*Task to complete*: Restate the entries below verbatim.

[start Extracted entries]

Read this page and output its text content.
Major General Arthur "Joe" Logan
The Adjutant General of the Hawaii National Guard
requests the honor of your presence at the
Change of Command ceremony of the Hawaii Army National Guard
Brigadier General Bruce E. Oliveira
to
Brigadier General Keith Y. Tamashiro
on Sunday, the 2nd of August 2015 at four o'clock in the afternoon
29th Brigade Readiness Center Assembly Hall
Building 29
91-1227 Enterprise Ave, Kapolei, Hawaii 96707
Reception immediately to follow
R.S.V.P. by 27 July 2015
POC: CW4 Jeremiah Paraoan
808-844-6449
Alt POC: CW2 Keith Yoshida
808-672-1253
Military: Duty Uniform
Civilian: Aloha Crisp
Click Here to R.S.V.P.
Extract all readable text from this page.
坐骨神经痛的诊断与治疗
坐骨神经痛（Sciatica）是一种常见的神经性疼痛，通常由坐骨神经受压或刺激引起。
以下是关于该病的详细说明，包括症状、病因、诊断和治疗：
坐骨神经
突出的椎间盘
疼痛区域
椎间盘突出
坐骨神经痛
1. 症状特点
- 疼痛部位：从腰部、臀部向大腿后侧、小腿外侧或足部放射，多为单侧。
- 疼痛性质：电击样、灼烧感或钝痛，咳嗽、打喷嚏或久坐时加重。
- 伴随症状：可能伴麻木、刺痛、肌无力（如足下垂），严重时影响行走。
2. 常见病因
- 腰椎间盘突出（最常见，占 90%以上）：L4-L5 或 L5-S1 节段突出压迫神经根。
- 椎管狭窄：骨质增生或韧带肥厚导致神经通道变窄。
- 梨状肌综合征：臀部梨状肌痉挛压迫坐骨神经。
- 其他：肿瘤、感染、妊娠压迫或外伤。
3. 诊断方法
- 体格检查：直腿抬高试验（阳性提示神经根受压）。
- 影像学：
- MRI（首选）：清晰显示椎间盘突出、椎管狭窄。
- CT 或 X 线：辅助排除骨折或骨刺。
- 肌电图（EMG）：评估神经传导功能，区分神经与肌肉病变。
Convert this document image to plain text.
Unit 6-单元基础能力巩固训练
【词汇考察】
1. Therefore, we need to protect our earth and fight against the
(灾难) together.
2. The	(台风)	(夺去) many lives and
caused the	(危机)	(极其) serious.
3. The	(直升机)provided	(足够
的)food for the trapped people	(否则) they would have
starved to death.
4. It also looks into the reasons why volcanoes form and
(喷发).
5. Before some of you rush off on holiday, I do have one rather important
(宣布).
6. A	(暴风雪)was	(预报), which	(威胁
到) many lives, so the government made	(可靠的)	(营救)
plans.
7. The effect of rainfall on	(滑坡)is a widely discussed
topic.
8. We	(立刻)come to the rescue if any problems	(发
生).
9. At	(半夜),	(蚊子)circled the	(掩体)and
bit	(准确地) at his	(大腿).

[end Extracted entries]

*Answer for the task*:
Read this page and output its text content.
Major General Arthur "Joe" Logan
The Adjutant General of the Hawaii National Guard
requests the honor of your presence at the
Change of Command ceremony of the Hawaii Army National Guard
Brigadier General Bruce E. Oliveira
to
Brigadier General Keith Y. Tamashiro
on Sunday, the 2nd of August 2015 at four o'clock in the afternoon
29th Brigade Readiness Center Assembly Hall
Building 29
91-1227 Enterprise Ave, Kapolei, Hawaii 96707
Reception immediately to follow
R.S.V.P. by 27 July 2015
POC: CW4 Jeremiah Paraoan
808-844-6449
Alt POC: CW2 Keith Yoshida
808-672-1253
Military: Duty Uniform
Civilian: Aloha Crisp
Click Here to R.S.V.P.
Extract all readable text from this page.
坐骨神经痛的诊断与治疗
坐骨神经痛（Sciatica）是一种常见的神经性疼痛，通常由坐骨神经受压或刺激引起。
以下是关于该病的详细说明，包括症状、病因、诊断和治疗：
坐骨神经
突出的椎间盘
疼痛区域
椎间盘突出
坐骨神经痛
1. 症状特点
- 疼痛部位：从腰部、臀部向大腿后侧、小腿外侧或足部放射，多为单侧。
- 疼痛性质：电击样、灼烧感或钝痛，咳嗽、打喷嚏或久坐时加重。
- 伴随症状：可能伴麻木、刺痛、肌无力（如足下垂），严重时影响行走。
2. 常见病因
- 腰椎间盘突出（最常见，占 90%以上）：L4-L5 或 L5-S1 节段突出压迫神经根。
- 椎管狭窄：骨质增生或韧带肥厚导致神经通道变窄。
- 梨状肌综合征：臀部梨状肌痉挛压迫坐骨神经。
- 其他：肿瘤、感染、妊娠压迫或外伤。
3. 诊断方法
- 体格检查：直腿抬高试验（阳性提示神经根受压）。
- 影像学：
- MRI（首选）：清晰显示椎间盘突出、椎管狭窄。
- CT 或 X 线：辅助排除骨折或骨刺。
- 肌电图（EMG）：评估神经传导功能，区分神经与肌肉病变。
Convert this document image to plain text.
Unit 6-单元基础能力巩固训练
【词汇考察】
1. Therefore, we need to protect our earth and fight against the
(灾难) together.
2. The	(台风)	(夺去) many lives and
caused the	(危机)	(极其) serious.
3. The	(直升机)provided	(足够
的)food for the trapped people	(否则) they would have
starved to death.
4. It also looks into the reasons why volcanoes form and
(喷发).
5. Before some of you rush off on holiday, I do have one rather important
(宣布).
6. A	(暴风雪)was	(预报), which	(威胁
到) many lives, so the government made	(可靠的)	(营救)
plans.
7. The effect of rainfall on	(滑坡)is a widely discussed
topic.
8. We	(立刻)come to the rescue if any problems	(发
生).
9. At	(半夜),	(蚊子)circled the	(掩体)and
bit	(准确地) at his	(大腿).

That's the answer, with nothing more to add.